#### Rows

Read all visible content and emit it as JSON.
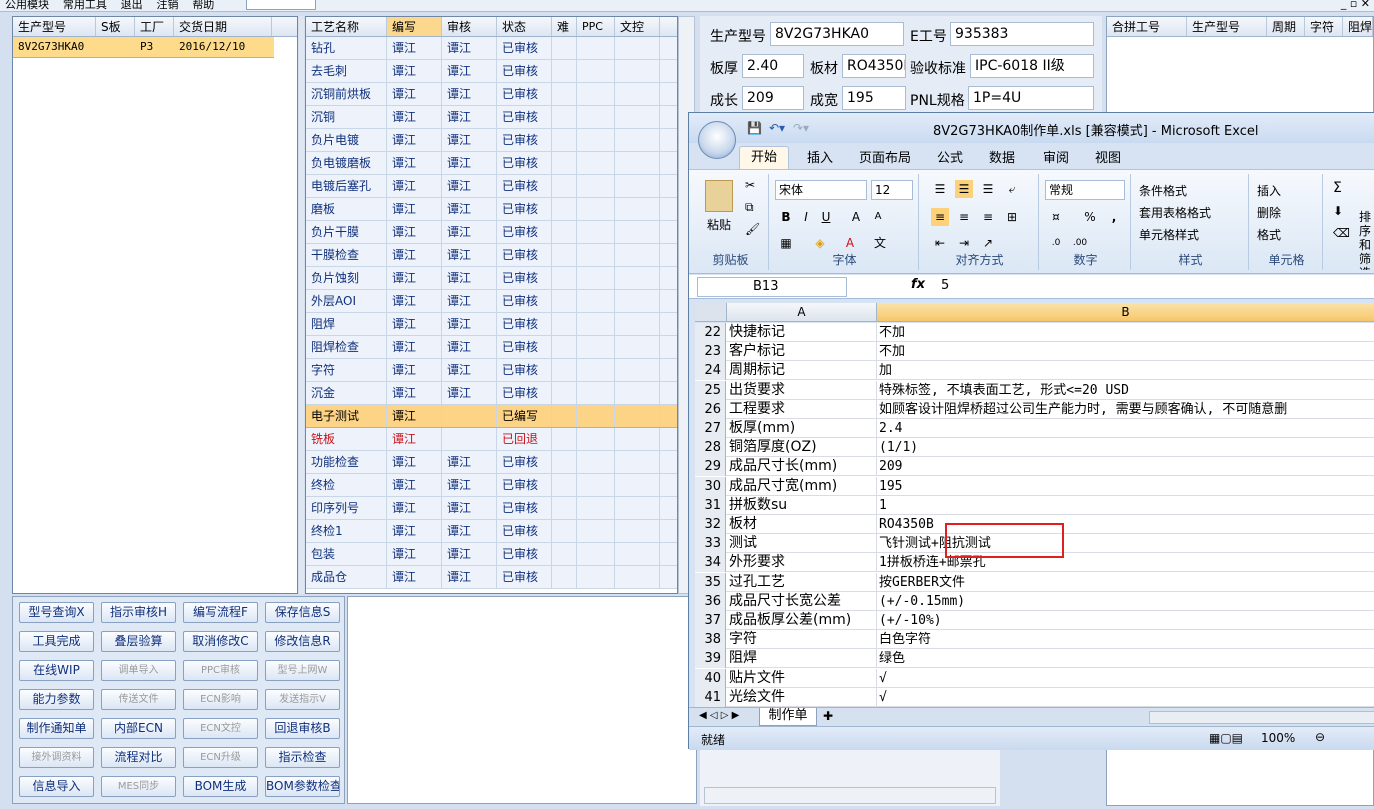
{
  "menubar": {
    "items": [
      "公用模块",
      "常用工具",
      "退出",
      "注销",
      "帮助"
    ]
  },
  "orders": {
    "headers": [
      "生产型号",
      "S板",
      "工厂",
      "交货日期"
    ],
    "rows": [
      {
        "model": "8V2G73HKA0",
        "s": "",
        "factory": "P3",
        "date": "2016/12/10"
      }
    ]
  },
  "process": {
    "headers": [
      "工艺名称",
      "编写",
      "审核",
      "状态",
      "难",
      "PPC",
      "文控"
    ],
    "rows": [
      {
        "name": "钻孔",
        "writer": "谭江",
        "auditor": "谭江",
        "status": "已审核"
      },
      {
        "name": "去毛刺",
        "writer": "谭江",
        "auditor": "谭江",
        "status": "已审核"
      },
      {
        "name": "沉铜前烘板",
        "writer": "谭江",
        "auditor": "谭江",
        "status": "已审核"
      },
      {
        "name": "沉铜",
        "writer": "谭江",
        "auditor": "谭江",
        "status": "已审核"
      },
      {
        "name": "负片电镀",
        "writer": "谭江",
        "auditor": "谭江",
        "status": "已审核"
      },
      {
        "name": "负电镀磨板",
        "writer": "谭江",
        "auditor": "谭江",
        "status": "已审核"
      },
      {
        "name": "电镀后塞孔",
        "writer": "谭江",
        "auditor": "谭江",
        "status": "已审核"
      },
      {
        "name": "磨板",
        "writer": "谭江",
        "auditor": "谭江",
        "status": "已审核"
      },
      {
        "name": "负片干膜",
        "writer": "谭江",
        "auditor": "谭江",
        "status": "已审核"
      },
      {
        "name": "干膜检查",
        "writer": "谭江",
        "auditor": "谭江",
        "status": "已审核"
      },
      {
        "name": "负片蚀刻",
        "writer": "谭江",
        "auditor": "谭江",
        "status": "已审核"
      },
      {
        "name": "外层AOI",
        "writer": "谭江",
        "auditor": "谭江",
        "status": "已审核"
      },
      {
        "name": "阻焊",
        "writer": "谭江",
        "auditor": "谭江",
        "status": "已审核"
      },
      {
        "name": "阻焊检查",
        "writer": "谭江",
        "auditor": "谭江",
        "status": "已审核"
      },
      {
        "name": "字符",
        "writer": "谭江",
        "auditor": "谭江",
        "status": "已审核"
      },
      {
        "name": "沉金",
        "writer": "谭江",
        "auditor": "谭江",
        "status": "已审核"
      },
      {
        "name": "电子测试",
        "writer": "谭江",
        "auditor": "",
        "status": "已编写"
      },
      {
        "name": "铣板",
        "writer": "谭江",
        "auditor": "",
        "status": "已回退"
      },
      {
        "name": "功能检查",
        "writer": "谭江",
        "auditor": "谭江",
        "status": "已审核"
      },
      {
        "name": "终检",
        "writer": "谭江",
        "auditor": "谭江",
        "status": "已审核"
      },
      {
        "name": "印序列号",
        "writer": "谭江",
        "auditor": "谭江",
        "status": "已审核"
      },
      {
        "name": "终检1",
        "writer": "谭江",
        "auditor": "谭江",
        "status": "已审核"
      },
      {
        "name": "包装",
        "writer": "谭江",
        "auditor": "谭江",
        "status": "已审核"
      },
      {
        "name": "成品仓",
        "writer": "谭江",
        "auditor": "谭江",
        "status": "已审核"
      }
    ]
  },
  "buttons": [
    [
      "型号查询X",
      "指示审核H",
      "编写流程F",
      "保存信息S"
    ],
    [
      "工具完成",
      "叠层验算",
      "取消修改C",
      "修改信息R"
    ],
    [
      "在线WIP",
      "调单导入",
      "PPC审核",
      "型号上网W"
    ],
    [
      "能力参数",
      "传送文件",
      "ECN影响",
      "发送指示V"
    ],
    [
      "制作通知单",
      "内部ECN",
      "ECN文控",
      "回退审核B"
    ],
    [
      "接外调资料",
      "流程对比",
      "ECN升级",
      "指示检查"
    ],
    [
      "信息导入",
      "MES同步",
      "BOM生成",
      "BOM参数检查"
    ]
  ],
  "info": {
    "model_label": "生产型号",
    "model": "8V2G73HKA0",
    "eng_label": "E工号",
    "eng": "935383",
    "thick_label": "板厚",
    "thick": "2.40",
    "material_label": "板材",
    "material": "RO4350B",
    "std_label": "验收标准",
    "std": "IPC-6018 II级",
    "length_label": "成长",
    "length": "209",
    "width_label": "成宽",
    "width": "195",
    "pnl_label": "PNL规格",
    "pnl": "1P=4U"
  },
  "merge": {
    "headers": [
      "合拼工号",
      "生产型号",
      "周期",
      "字符",
      "阻焊"
    ]
  },
  "excel": {
    "title": "8V2G73HKA0制作单.xls [兼容模式] - Microsoft Excel",
    "tabs": [
      "开始",
      "插入",
      "页面布局",
      "公式",
      "数据",
      "审阅",
      "视图"
    ],
    "ribbon": {
      "paste": "粘贴",
      "clipboard": "剪贴板",
      "font_name": "宋体",
      "font_size": "12",
      "font_group": "字体",
      "align_group": "对齐方式",
      "number_format": "常规",
      "number_group": "数字",
      "cond_format": "条件格式",
      "table_format": "套用表格格式",
      "cell_style": "单元格样式",
      "style_group": "样式",
      "insert": "插入",
      "delete": "删除",
      "format": "格式",
      "cells_group": "单元格",
      "sort": "排序和筛选"
    },
    "namebox": "B13",
    "formula": "5",
    "columns": [
      "A",
      "B"
    ],
    "rows": [
      {
        "n": "22",
        "a": "快捷标记",
        "b": "不加"
      },
      {
        "n": "23",
        "a": "客户标记",
        "b": "不加"
      },
      {
        "n": "24",
        "a": "周期标记",
        "b": "加"
      },
      {
        "n": "25",
        "a": "出货要求",
        "b": "特殊标签, 不填表面工艺, 形式<=20 USD"
      },
      {
        "n": "26",
        "a": "工程要求",
        "b": "如顾客设计阻焊桥超过公司生产能力时, 需要与顾客确认, 不可随意删"
      },
      {
        "n": "27",
        "a": "板厚(mm)",
        "b": "2.4"
      },
      {
        "n": "28",
        "a": "铜箔厚度(OZ)",
        "b": "(1/1)"
      },
      {
        "n": "29",
        "a": "成品尺寸长(mm)",
        "b": "209"
      },
      {
        "n": "30",
        "a": "成品尺寸宽(mm)",
        "b": "195"
      },
      {
        "n": "31",
        "a": "拼板数su",
        "b": "1"
      },
      {
        "n": "32",
        "a": "板材",
        "b": "RO4350B"
      },
      {
        "n": "33",
        "a": "测试",
        "b": "飞针测试+阻抗测试"
      },
      {
        "n": "34",
        "a": "外形要求",
        "b": "1拼板桥连+邮票孔"
      },
      {
        "n": "35",
        "a": "过孔工艺",
        "b": "按GERBER文件"
      },
      {
        "n": "36",
        "a": "成品尺寸长宽公差",
        "b": "(+/-0.15mm)"
      },
      {
        "n": "37",
        "a": "成品板厚公差(mm)",
        "b": "(+/-10%)"
      },
      {
        "n": "38",
        "a": "字符",
        "b": "白色字符"
      },
      {
        "n": "39",
        "a": "阻焊",
        "b": "绿色"
      },
      {
        "n": "40",
        "a": "贴片文件",
        "b": "√"
      },
      {
        "n": "41",
        "a": "光绘文件",
        "b": "√"
      }
    ],
    "sheet_tab": "制作单",
    "status": "就绪",
    "zoom": "100%"
  }
}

########

What is being asked |
Transcribe the whole listing exactly. Pictures stay out of your copy.

Answer for this exercise |
Read all visible content and emit it as JSON.
{
  "menubar": {
    "items": [
      "公用模块",
      "常用工具",
      "退出",
      "注销",
      "帮助"
    ]
  },
  "orders": {
    "headers": [
      "生产型号",
      "S板",
      "工厂",
      "交货日期"
    ],
    "rows": [
      {
        "model": "8V2G73HKA0",
        "s": "",
        "factory": "P3",
        "date": "2016/12/10"
      }
    ]
  },
  "process": {
    "headers": [
      "工艺名称",
      "编写",
      "审核",
      "状态",
      "难",
      "PPC",
      "文控"
    ],
    "rows": [
      {
        "name": "钻孔",
        "writer": "谭江",
        "auditor": "谭江",
        "status": "已审核"
      },
      {
        "name": "去毛刺",
        "writer": "谭江",
        "auditor": "谭江",
        "status": "已审核"
      },
      {
        "name": "沉铜前烘板",
        "writer": "谭江",
        "auditor": "谭江",
        "status": "已审核"
      },
      {
        "name": "沉铜",
        "writer": "谭江",
        "auditor": "谭江",
        "status": "已审核"
      },
      {
        "name": "负片电镀",
        "writer": "谭江",
        "auditor": "谭江",
        "status": "已审核"
      },
      {
        "name": "负电镀磨板",
        "writer": "谭江",
        "auditor": "谭江",
        "status": "已审核"
      },
      {
        "name": "电镀后塞孔",
        "writer": "谭江",
        "auditor": "谭江",
        "status": "已审核"
      },
      {
        "name": "磨板",
        "writer": "谭江",
        "auditor": "谭江",
        "status": "已审核"
      },
      {
        "name": "负片干膜",
        "writer": "谭江",
        "auditor": "谭江",
        "status": "已审核"
      },
      {
        "name": "干膜检查",
        "writer": "谭江",
        "auditor": "谭江",
        "status": "已审核"
      },
      {
        "name": "负片蚀刻",
        "writer": "谭江",
        "auditor": "谭江",
        "status": "已审核"
      },
      {
        "name": "外层AOI",
        "writer": "谭江",
        "auditor": "谭江",
        "status": "已审核"
      },
      {
        "name": "阻焊",
        "writer": "谭江",
        "auditor": "谭江",
        "status": "已审核"
      },
      {
        "name": "阻焊检查",
        "writer": "谭江",
        "auditor": "谭江",
        "status": "已审核"
      },
      {
        "name": "字符",
        "writer": "谭江",
        "auditor": "谭江",
        "status": "已审核"
      },
      {
        "name": "沉金",
        "writer": "谭江",
        "auditor": "谭江",
        "status": "已审核"
      },
      {
        "name": "电子测试",
        "writer": "谭江",
        "auditor": "",
        "status": "已编写"
      },
      {
        "name": "铣板",
        "writer": "谭江",
        "auditor": "",
        "status": "已回退"
      },
      {
        "name": "功能检查",
        "writer": "谭江",
        "auditor": "谭江",
        "status": "已审核"
      },
      {
        "name": "终检",
        "writer": "谭江",
        "auditor": "谭江",
        "status": "已审核"
      },
      {
        "name": "印序列号",
        "writer": "谭江",
        "auditor": "谭江",
        "status": "已审核"
      },
      {
        "name": "终检1",
        "writer": "谭江",
        "auditor": "谭江",
        "status": "已审核"
      },
      {
        "name": "包装",
        "writer": "谭江",
        "auditor": "谭江",
        "status": "已审核"
      },
      {
        "name": "成品仓",
        "writer": "谭江",
        "auditor": "谭江",
        "status": "已审核"
      }
    ]
  },
  "buttons": [
    [
      "型号查询X",
      "指示审核H",
      "编写流程F",
      "保存信息S"
    ],
    [
      "工具完成",
      "叠层验算",
      "取消修改C",
      "修改信息R"
    ],
    [
      "在线WIP",
      "调单导入",
      "PPC审核",
      "型号上网W"
    ],
    [
      "能力参数",
      "传送文件",
      "ECN影响",
      "发送指示V"
    ],
    [
      "制作通知单",
      "内部ECN",
      "ECN文控",
      "回退审核B"
    ],
    [
      "接外调资料",
      "流程对比",
      "ECN升级",
      "指示检查"
    ],
    [
      "信息导入",
      "MES同步",
      "BOM生成",
      "BOM参数检查"
    ]
  ],
  "info": {
    "model_label": "生产型号",
    "model": "8V2G73HKA0",
    "eng_label": "E工号",
    "eng": "935383",
    "thick_label": "板厚",
    "thick": "2.40",
    "material_label": "板材",
    "material": "RO4350B",
    "std_label": "验收标准",
    "std": "IPC-6018 II级",
    "length_label": "成长",
    "length": "209",
    "width_label": "成宽",
    "width": "195",
    "pnl_label": "PNL规格",
    "pnl": "1P=4U"
  },
  "merge": {
    "headers": [
      "合拼工号",
      "生产型号",
      "周期",
      "字符",
      "阻焊"
    ]
  },
  "excel": {
    "title": "8V2G73HKA0制作单.xls [兼容模式] - Microsoft Excel",
    "tabs": [
      "开始",
      "插入",
      "页面布局",
      "公式",
      "数据",
      "审阅",
      "视图"
    ],
    "ribbon": {
      "paste": "粘贴",
      "clipboard": "剪贴板",
      "font_name": "宋体",
      "font_size": "12",
      "font_group": "字体",
      "align_group": "对齐方式",
      "number_format": "常规",
      "number_group": "数字",
      "cond_format": "条件格式",
      "table_format": "套用表格格式",
      "cell_style": "单元格样式",
      "style_group": "样式",
      "insert": "插入",
      "delete": "删除",
      "format": "格式",
      "cells_group": "单元格",
      "sort": "排序和筛选"
    },
    "namebox": "B13",
    "formula": "5",
    "columns": [
      "A",
      "B"
    ],
    "rows": [
      {
        "n": "22",
        "a": "快捷标记",
        "b": "不加"
      },
      {
        "n": "23",
        "a": "客户标记",
        "b": "不加"
      },
      {
        "n": "24",
        "a": "周期标记",
        "b": "加"
      },
      {
        "n": "25",
        "a": "出货要求",
        "b": "特殊标签, 不填表面工艺, 形式<=20 USD"
      },
      {
        "n": "26",
        "a": "工程要求",
        "b": "如顾客设计阻焊桥超过公司生产能力时, 需要与顾客确认, 不可随意删"
      },
      {
        "n": "27",
        "a": "板厚(mm)",
        "b": "2.4"
      },
      {
        "n": "28",
        "a": "铜箔厚度(OZ)",
        "b": "(1/1)"
      },
      {
        "n": "29",
        "a": "成品尺寸长(mm)",
        "b": "209"
      },
      {
        "n": "30",
        "a": "成品尺寸宽(mm)",
        "b": "195"
      },
      {
        "n": "31",
        "a": "拼板数su",
        "b": "1"
      },
      {
        "n": "32",
        "a": "板材",
        "b": "RO4350B"
      },
      {
        "n": "33",
        "a": "测试",
        "b": "飞针测试+阻抗测试"
      },
      {
        "n": "34",
        "a": "外形要求",
        "b": "1拼板桥连+邮票孔"
      },
      {
        "n": "35",
        "a": "过孔工艺",
        "b": "按GERBER文件"
      },
      {
        "n": "36",
        "a": "成品尺寸长宽公差",
        "b": "(+/-0.15mm)"
      },
      {
        "n": "37",
        "a": "成品板厚公差(mm)",
        "b": "(+/-10%)"
      },
      {
        "n": "38",
        "a": "字符",
        "b": "白色字符"
      },
      {
        "n": "39",
        "a": "阻焊",
        "b": "绿色"
      },
      {
        "n": "40",
        "a": "贴片文件",
        "b": "√"
      },
      {
        "n": "41",
        "a": "光绘文件",
        "b": "√"
      }
    ],
    "sheet_tab": "制作单",
    "status": "就绪",
    "zoom": "100%"
  }
}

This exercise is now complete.